• YOUR TASK: Return the entries below in their exact form, leaving the pictures out.

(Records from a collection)
# # # # # # #

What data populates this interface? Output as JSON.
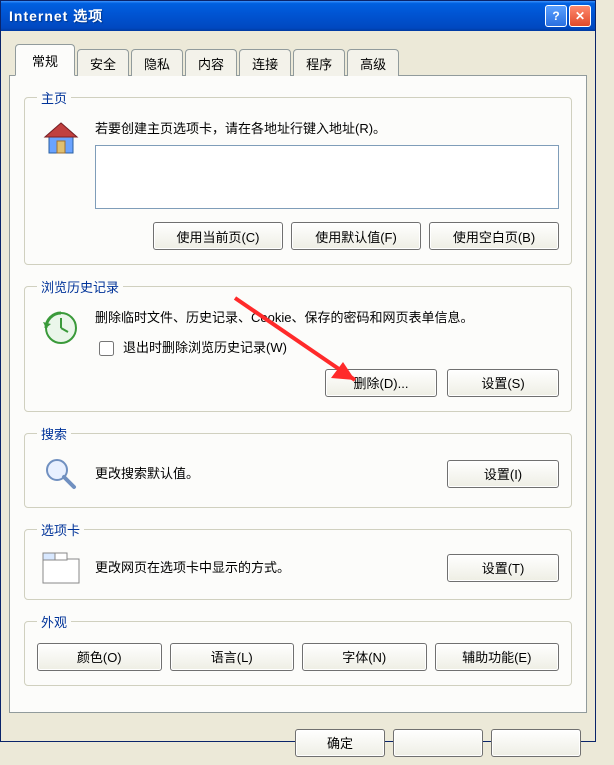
{
  "window": {
    "title": "Internet 选项"
  },
  "tabs": [
    "常规",
    "安全",
    "隐私",
    "内容",
    "连接",
    "程序",
    "高级"
  ],
  "active_tab": 0,
  "home": {
    "legend": "主页",
    "desc": "若要创建主页选项卡，请在各地址行键入地址(R)。",
    "textarea_value": "",
    "btn_current": "使用当前页(C)",
    "btn_default": "使用默认值(F)",
    "btn_blank": "使用空白页(B)"
  },
  "history": {
    "legend": "浏览历史记录",
    "desc": "删除临时文件、历史记录、Cookie、保存的密码和网页表单信息。",
    "checkbox": "退出时删除浏览历史记录(W)",
    "btn_delete": "删除(D)...",
    "btn_settings": "设置(S)"
  },
  "search": {
    "legend": "搜索",
    "desc": "更改搜索默认值。",
    "btn_settings": "设置(I)"
  },
  "tabs_section": {
    "legend": "选项卡",
    "desc": "更改网页在选项卡中显示的方式。",
    "btn_settings": "设置(T)"
  },
  "appearance": {
    "legend": "外观",
    "btn_color": "颜色(O)",
    "btn_lang": "语言(L)",
    "btn_font": "字体(N)",
    "btn_access": "辅助功能(E)"
  },
  "dialog_buttons": {
    "ok": "确定",
    "cancel": "",
    "apply": ""
  }
}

# # # # # # #

• THE SOLUTION:
What data populates this interface? Output as JSON.
{
  "window": {
    "title": "Internet 选项"
  },
  "tabs": [
    "常规",
    "安全",
    "隐私",
    "内容",
    "连接",
    "程序",
    "高级"
  ],
  "active_tab": 0,
  "home": {
    "legend": "主页",
    "desc": "若要创建主页选项卡，请在各地址行键入地址(R)。",
    "textarea_value": "",
    "btn_current": "使用当前页(C)",
    "btn_default": "使用默认值(F)",
    "btn_blank": "使用空白页(B)"
  },
  "history": {
    "legend": "浏览历史记录",
    "desc": "删除临时文件、历史记录、Cookie、保存的密码和网页表单信息。",
    "checkbox": "退出时删除浏览历史记录(W)",
    "btn_delete": "删除(D)...",
    "btn_settings": "设置(S)"
  },
  "search": {
    "legend": "搜索",
    "desc": "更改搜索默认值。",
    "btn_settings": "设置(I)"
  },
  "tabs_section": {
    "legend": "选项卡",
    "desc": "更改网页在选项卡中显示的方式。",
    "btn_settings": "设置(T)"
  },
  "appearance": {
    "legend": "外观",
    "btn_color": "颜色(O)",
    "btn_lang": "语言(L)",
    "btn_font": "字体(N)",
    "btn_access": "辅助功能(E)"
  },
  "dialog_buttons": {
    "ok": "确定",
    "cancel": "",
    "apply": ""
  }
}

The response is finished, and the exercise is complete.